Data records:
******
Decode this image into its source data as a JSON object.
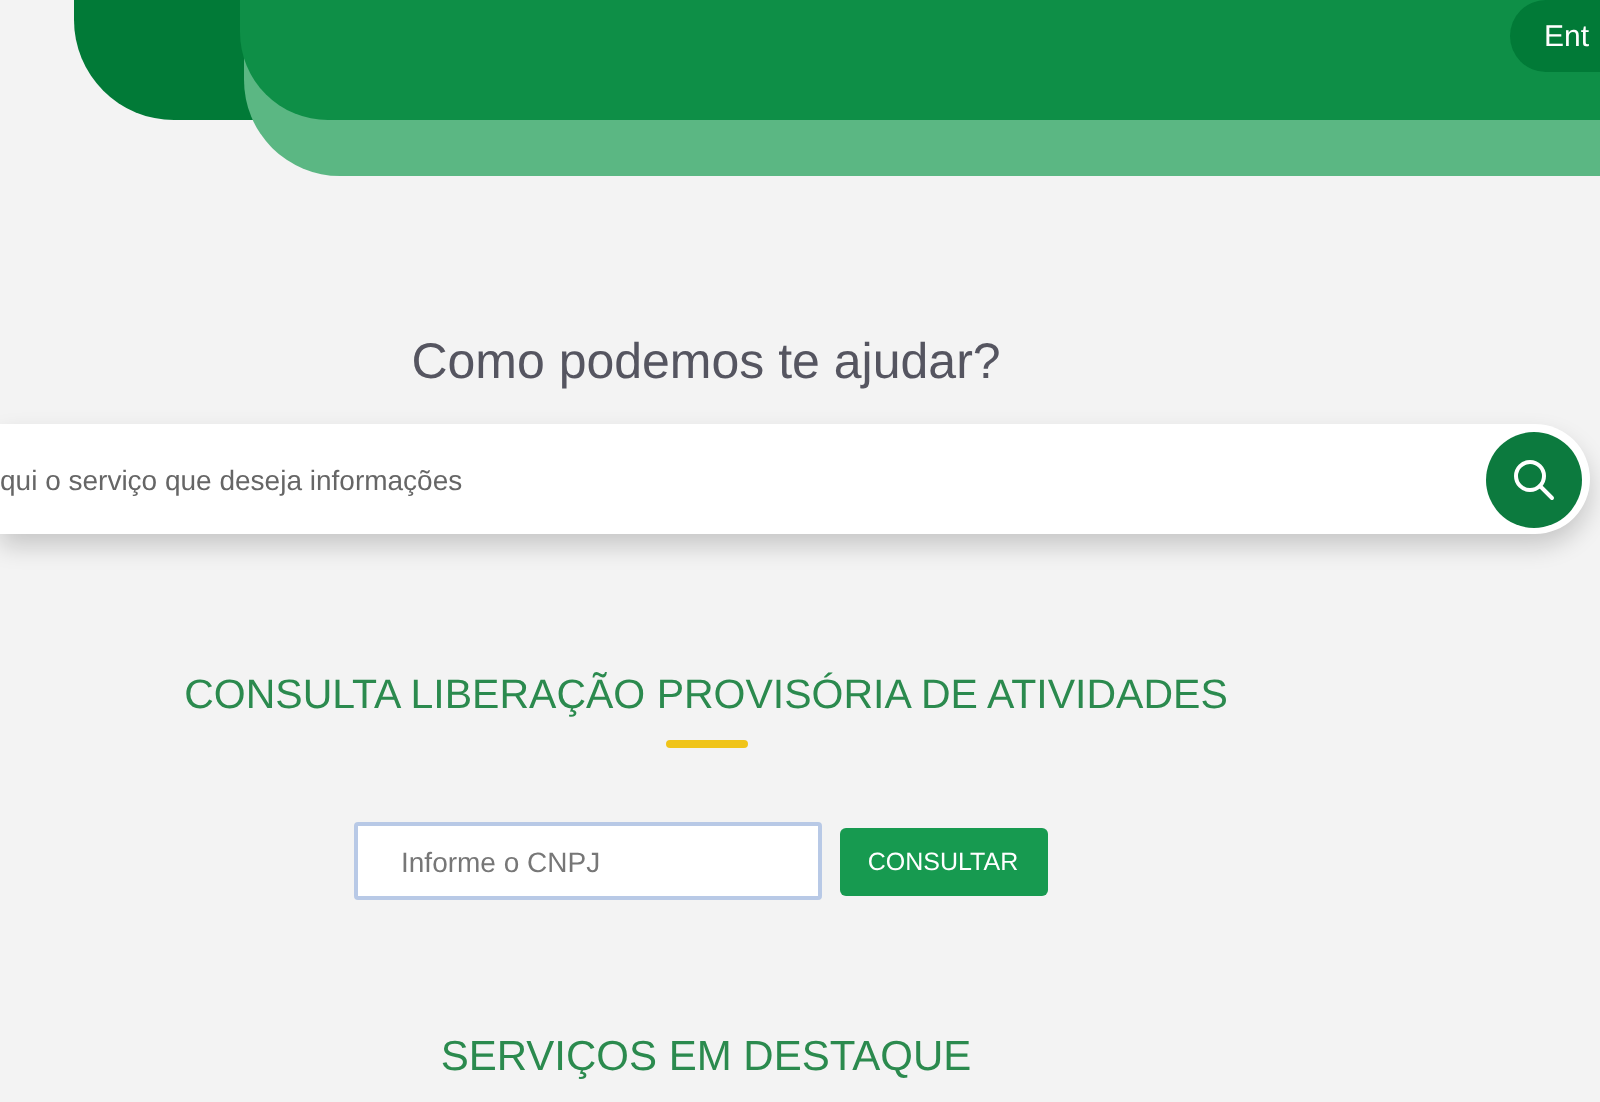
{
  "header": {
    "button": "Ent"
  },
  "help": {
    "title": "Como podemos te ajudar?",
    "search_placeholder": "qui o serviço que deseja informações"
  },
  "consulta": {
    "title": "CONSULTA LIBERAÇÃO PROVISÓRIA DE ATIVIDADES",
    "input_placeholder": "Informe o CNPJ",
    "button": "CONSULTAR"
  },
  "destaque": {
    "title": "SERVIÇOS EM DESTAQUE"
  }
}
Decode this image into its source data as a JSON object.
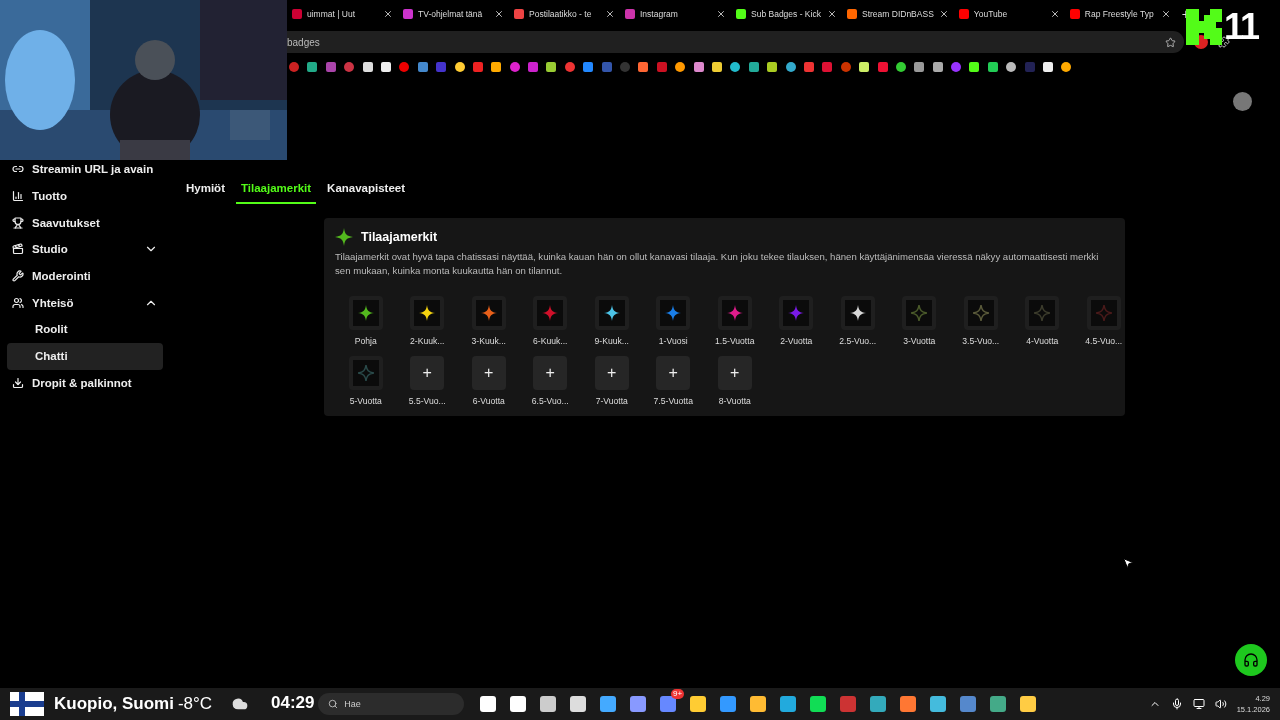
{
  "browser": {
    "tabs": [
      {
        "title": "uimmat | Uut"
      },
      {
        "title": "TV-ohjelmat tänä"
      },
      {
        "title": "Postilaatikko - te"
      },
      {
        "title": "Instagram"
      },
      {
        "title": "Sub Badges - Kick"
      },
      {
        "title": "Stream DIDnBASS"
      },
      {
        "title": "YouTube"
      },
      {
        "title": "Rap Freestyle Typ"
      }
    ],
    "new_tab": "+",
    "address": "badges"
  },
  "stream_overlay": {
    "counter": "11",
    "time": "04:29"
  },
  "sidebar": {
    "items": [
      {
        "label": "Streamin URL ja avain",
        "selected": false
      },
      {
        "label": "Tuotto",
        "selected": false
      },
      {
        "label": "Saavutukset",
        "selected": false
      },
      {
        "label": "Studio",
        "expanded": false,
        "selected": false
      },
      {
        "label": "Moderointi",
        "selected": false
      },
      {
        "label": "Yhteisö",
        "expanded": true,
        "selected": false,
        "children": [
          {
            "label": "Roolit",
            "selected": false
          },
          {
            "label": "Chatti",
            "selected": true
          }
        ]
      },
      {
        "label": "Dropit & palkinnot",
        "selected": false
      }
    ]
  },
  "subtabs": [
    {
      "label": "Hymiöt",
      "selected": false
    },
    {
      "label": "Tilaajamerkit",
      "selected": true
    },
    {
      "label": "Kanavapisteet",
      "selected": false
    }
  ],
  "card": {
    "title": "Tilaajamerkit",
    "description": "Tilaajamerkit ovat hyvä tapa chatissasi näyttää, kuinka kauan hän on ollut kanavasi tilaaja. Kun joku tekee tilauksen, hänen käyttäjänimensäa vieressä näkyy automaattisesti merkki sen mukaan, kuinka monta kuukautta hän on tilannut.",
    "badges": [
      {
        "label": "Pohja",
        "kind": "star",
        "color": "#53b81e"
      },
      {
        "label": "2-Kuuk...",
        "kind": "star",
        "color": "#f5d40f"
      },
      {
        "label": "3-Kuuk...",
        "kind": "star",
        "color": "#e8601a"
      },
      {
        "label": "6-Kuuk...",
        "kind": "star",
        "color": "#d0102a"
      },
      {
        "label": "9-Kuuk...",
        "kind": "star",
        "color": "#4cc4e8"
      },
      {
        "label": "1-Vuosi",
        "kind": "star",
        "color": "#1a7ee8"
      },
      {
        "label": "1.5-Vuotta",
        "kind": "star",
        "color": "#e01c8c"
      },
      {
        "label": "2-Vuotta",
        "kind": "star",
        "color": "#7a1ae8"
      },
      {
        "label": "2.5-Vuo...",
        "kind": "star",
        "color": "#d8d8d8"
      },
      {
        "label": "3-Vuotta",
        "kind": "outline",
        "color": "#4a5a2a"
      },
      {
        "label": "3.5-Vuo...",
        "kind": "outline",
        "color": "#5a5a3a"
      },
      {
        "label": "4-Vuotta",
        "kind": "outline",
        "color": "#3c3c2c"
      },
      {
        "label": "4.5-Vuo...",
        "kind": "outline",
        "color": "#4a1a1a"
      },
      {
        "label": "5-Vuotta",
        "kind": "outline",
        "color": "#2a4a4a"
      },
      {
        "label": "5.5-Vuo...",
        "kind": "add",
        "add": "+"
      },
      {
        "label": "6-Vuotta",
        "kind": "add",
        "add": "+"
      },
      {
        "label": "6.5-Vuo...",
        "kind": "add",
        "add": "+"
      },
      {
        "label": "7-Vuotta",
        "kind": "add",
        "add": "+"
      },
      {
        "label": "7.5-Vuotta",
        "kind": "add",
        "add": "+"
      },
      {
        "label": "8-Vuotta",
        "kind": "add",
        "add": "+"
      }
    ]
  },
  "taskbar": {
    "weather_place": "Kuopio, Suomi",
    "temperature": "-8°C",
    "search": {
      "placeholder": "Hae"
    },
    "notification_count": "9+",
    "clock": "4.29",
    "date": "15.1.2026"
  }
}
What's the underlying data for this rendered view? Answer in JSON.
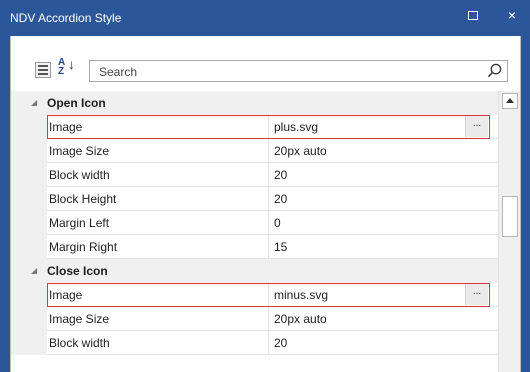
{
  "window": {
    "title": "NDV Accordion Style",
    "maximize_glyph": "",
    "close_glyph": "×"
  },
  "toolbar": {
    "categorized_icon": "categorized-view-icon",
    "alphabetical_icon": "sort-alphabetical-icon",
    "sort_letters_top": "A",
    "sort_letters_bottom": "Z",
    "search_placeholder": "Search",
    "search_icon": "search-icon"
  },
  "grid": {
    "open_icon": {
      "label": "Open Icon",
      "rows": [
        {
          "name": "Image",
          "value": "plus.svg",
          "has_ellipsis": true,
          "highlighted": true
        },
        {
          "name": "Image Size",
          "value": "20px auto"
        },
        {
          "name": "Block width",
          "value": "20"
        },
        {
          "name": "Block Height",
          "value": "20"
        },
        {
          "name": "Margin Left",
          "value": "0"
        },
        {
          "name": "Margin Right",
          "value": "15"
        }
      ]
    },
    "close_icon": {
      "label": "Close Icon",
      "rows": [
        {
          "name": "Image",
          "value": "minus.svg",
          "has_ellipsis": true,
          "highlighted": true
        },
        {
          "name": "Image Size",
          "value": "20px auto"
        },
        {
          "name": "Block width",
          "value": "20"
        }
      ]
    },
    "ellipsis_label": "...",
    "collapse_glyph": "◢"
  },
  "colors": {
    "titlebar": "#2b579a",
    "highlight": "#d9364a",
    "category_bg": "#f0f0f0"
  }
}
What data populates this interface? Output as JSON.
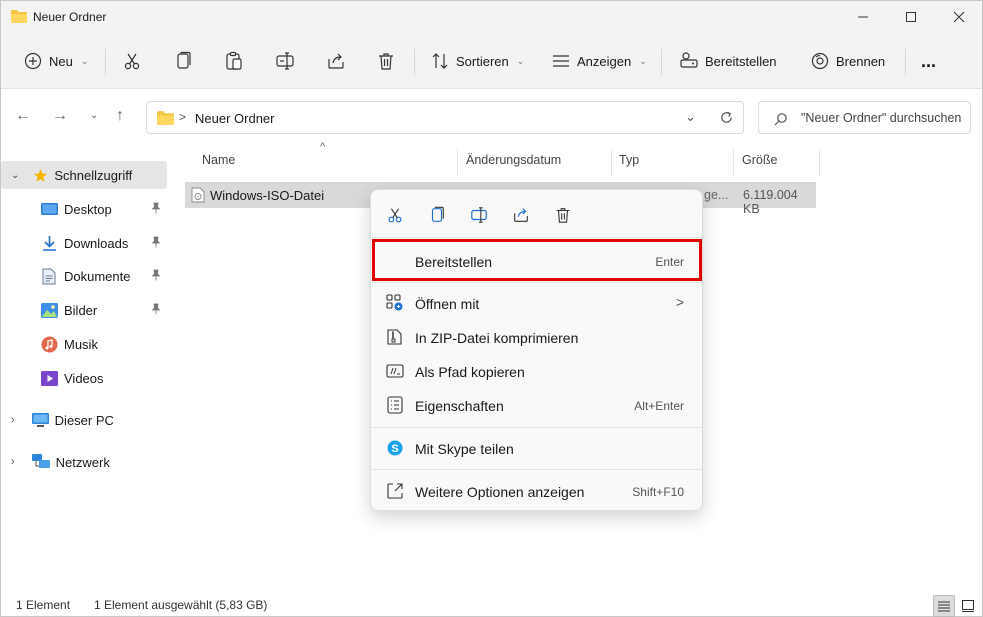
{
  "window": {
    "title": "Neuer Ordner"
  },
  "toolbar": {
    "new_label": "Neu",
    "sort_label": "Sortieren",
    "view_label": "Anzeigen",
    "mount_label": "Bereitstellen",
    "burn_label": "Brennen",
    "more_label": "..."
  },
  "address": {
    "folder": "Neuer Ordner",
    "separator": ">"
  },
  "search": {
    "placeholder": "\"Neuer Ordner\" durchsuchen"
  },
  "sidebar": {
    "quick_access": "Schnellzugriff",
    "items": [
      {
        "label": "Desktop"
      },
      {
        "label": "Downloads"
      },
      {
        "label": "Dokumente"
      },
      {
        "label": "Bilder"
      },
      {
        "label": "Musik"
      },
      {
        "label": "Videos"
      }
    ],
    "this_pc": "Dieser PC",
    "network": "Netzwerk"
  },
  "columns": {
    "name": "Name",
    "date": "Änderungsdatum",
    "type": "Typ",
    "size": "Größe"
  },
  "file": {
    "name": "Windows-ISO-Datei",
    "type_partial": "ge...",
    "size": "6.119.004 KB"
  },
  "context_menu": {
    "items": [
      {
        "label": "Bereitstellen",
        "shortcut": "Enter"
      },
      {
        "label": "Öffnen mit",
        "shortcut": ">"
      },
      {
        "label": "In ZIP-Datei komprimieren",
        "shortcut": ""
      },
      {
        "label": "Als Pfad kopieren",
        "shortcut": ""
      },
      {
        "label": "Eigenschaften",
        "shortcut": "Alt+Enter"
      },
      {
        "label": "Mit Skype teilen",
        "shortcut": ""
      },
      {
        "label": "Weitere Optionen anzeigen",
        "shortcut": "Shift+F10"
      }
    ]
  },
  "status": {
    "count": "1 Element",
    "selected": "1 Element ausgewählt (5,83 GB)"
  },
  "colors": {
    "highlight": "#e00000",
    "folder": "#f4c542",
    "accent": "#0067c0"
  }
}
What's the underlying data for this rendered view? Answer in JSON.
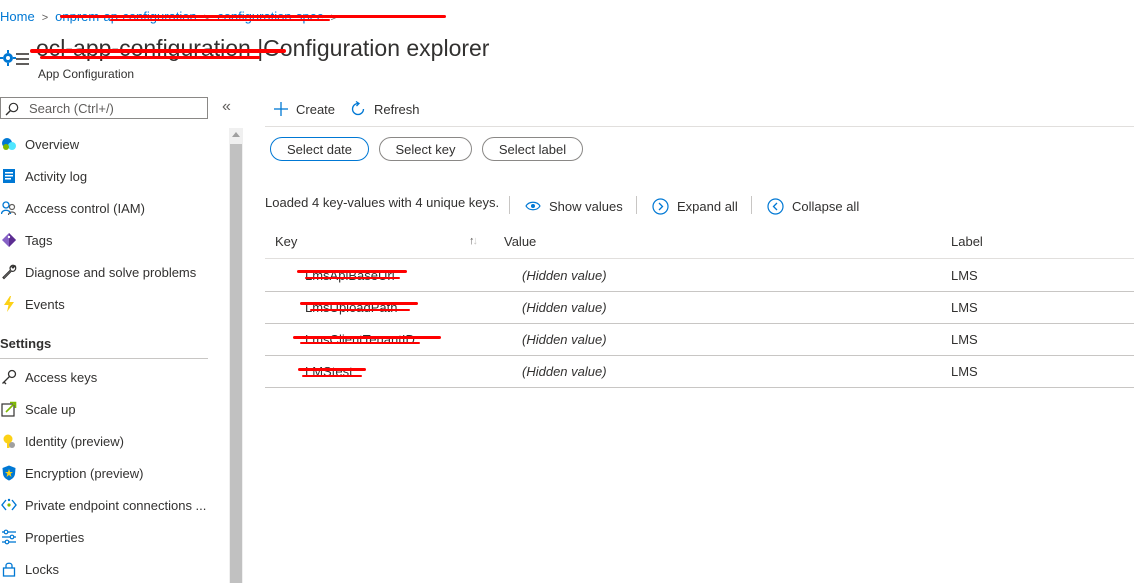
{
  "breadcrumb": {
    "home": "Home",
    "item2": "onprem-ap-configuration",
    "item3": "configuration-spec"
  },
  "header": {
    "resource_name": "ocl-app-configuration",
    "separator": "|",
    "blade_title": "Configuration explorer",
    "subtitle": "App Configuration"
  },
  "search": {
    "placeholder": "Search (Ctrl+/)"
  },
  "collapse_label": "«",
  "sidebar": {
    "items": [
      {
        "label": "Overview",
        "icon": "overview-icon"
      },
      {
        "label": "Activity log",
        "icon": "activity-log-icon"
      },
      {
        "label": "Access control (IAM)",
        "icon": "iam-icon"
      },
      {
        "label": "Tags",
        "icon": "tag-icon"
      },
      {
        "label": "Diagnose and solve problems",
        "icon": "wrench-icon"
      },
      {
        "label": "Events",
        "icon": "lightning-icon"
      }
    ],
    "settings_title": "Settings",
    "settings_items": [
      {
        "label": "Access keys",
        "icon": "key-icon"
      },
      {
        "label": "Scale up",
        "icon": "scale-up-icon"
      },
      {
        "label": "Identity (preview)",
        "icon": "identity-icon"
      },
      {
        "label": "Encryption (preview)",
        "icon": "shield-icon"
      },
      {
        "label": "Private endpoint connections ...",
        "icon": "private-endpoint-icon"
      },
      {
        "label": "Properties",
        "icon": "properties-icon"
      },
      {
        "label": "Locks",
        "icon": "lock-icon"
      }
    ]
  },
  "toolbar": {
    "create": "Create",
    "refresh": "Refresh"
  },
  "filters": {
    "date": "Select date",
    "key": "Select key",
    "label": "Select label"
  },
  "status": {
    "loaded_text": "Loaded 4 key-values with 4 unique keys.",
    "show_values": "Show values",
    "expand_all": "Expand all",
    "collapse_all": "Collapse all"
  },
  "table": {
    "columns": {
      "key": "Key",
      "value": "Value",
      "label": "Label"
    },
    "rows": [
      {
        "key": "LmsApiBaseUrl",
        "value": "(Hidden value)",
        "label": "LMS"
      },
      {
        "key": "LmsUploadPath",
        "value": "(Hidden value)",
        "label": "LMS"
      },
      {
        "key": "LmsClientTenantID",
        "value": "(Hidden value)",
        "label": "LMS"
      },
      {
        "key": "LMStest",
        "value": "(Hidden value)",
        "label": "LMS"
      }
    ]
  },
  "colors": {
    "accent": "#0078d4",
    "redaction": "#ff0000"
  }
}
******
Instruction => Track down all lines above with the string "keys" and copy them.

Result =>
        "label": "Access keys",
    "loaded_text": "Loaded 4 key-values with 4 unique keys.",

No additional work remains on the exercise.